# EXERCISE INPUTS

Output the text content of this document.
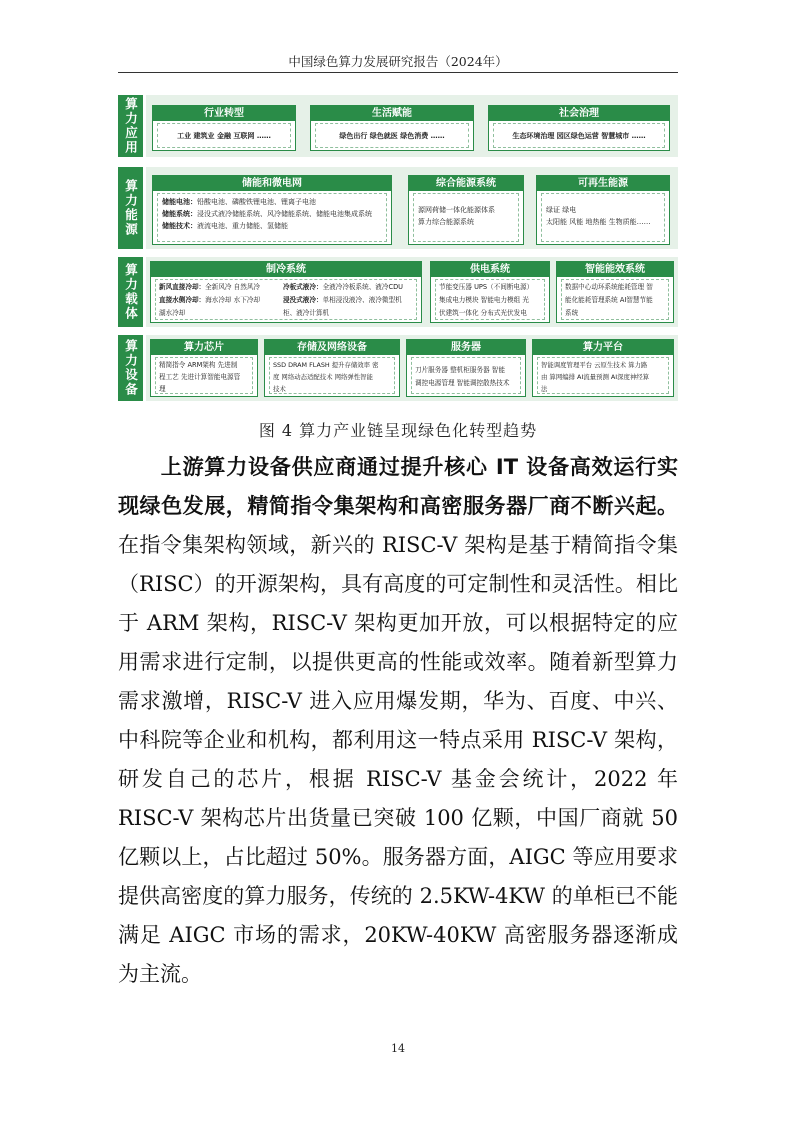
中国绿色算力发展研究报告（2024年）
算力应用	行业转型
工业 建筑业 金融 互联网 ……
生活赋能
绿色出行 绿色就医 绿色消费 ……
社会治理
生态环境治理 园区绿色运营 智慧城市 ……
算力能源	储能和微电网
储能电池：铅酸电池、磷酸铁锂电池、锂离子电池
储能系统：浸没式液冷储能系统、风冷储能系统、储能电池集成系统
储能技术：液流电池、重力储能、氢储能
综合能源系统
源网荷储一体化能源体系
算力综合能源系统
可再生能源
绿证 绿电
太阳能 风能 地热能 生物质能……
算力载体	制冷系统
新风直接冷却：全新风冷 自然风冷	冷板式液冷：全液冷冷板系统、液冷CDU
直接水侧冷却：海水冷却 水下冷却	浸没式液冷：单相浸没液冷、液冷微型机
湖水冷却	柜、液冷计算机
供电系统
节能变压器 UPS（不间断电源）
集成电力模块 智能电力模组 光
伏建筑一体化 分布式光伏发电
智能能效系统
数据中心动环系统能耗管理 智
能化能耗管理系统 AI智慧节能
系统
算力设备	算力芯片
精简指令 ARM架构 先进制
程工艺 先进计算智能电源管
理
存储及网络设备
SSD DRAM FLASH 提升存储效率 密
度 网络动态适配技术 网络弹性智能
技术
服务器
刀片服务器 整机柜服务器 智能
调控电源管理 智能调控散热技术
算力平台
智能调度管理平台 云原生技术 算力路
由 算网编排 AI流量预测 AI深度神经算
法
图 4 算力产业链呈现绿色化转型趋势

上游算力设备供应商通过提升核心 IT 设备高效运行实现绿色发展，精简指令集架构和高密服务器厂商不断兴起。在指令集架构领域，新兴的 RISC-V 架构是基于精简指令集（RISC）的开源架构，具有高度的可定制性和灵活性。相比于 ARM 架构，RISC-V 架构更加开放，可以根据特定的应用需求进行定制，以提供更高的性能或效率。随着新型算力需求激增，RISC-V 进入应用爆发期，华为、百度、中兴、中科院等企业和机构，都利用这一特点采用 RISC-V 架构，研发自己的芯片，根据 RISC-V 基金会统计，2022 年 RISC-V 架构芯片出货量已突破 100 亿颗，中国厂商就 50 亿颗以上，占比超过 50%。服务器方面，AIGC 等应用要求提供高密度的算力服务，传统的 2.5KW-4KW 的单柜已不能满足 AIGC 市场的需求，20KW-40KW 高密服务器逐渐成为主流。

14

# TASK DIRECTIONS
Copy the listing word for word, excluding its pictures.

# THE SOLUTION
Output the text content of this document.
中国绿色算力发展研究报告（2024年）
算力应用	行业转型
工业 建筑业 金融 互联网 ……
生活赋能
绿色出行 绿色就医 绿色消费 ……
社会治理
生态环境治理 园区绿色运营 智慧城市 ……
算力能源	储能和微电网
储能电池：铅酸电池、磷酸铁锂电池、锂离子电池
储能系统：浸没式液冷储能系统、风冷储能系统、储能电池集成系统
储能技术：液流电池、重力储能、氢储能
综合能源系统
源网荷储一体化能源体系
算力综合能源系统
可再生能源
绿证 绿电
太阳能 风能 地热能 生物质能……
算力载体	制冷系统
新风直接冷却：全新风冷 自然风冷	冷板式液冷：全液冷冷板系统、液冷CDU
直接水侧冷却：海水冷却 水下冷却	浸没式液冷：单相浸没液冷、液冷微型机
湖水冷却	柜、液冷计算机
供电系统
节能变压器 UPS（不间断电源）
集成电力模块 智能电力模组 光
伏建筑一体化 分布式光伏发电
智能能效系统
数据中心动环系统能耗管理 智
能化能耗管理系统 AI智慧节能
系统
算力设备	算力芯片
精简指令 ARM架构 先进制
程工艺 先进计算智能电源管
理
存储及网络设备
SSD DRAM FLASH 提升存储效率 密
度 网络动态适配技术 网络弹性智能
技术
服务器
刀片服务器 整机柜服务器 智能
调控电源管理 智能调控散热技术
算力平台
智能调度管理平台 云原生技术 算力路
由 算网编排 AI流量预测 AI深度神经算
法
图 4 算力产业链呈现绿色化转型趋势

上游算力设备供应商通过提升核心 IT 设备高效运行实现绿色发展，精简指令集架构和高密服务器厂商不断兴起。在指令集架构领域，新兴的 RISC-V 架构是基于精简指令集（RISC）的开源架构，具有高度的可定制性和灵活性。相比于 ARM 架构，RISC-V 架构更加开放，可以根据特定的应用需求进行定制，以提供更高的性能或效率。随着新型算力需求激增，RISC-V 进入应用爆发期，华为、百度、中兴、中科院等企业和机构，都利用这一特点采用 RISC-V 架构，研发自己的芯片，根据 RISC-V 基金会统计，2022 年 RISC-V 架构芯片出货量已突破 100 亿颗，中国厂商就 50 亿颗以上，占比超过 50%。服务器方面，AIGC 等应用要求提供高密度的算力服务，传统的 2.5KW-4KW 的单柜已不能满足 AIGC 市场的需求，20KW-40KW 高密服务器逐渐成为主流。

14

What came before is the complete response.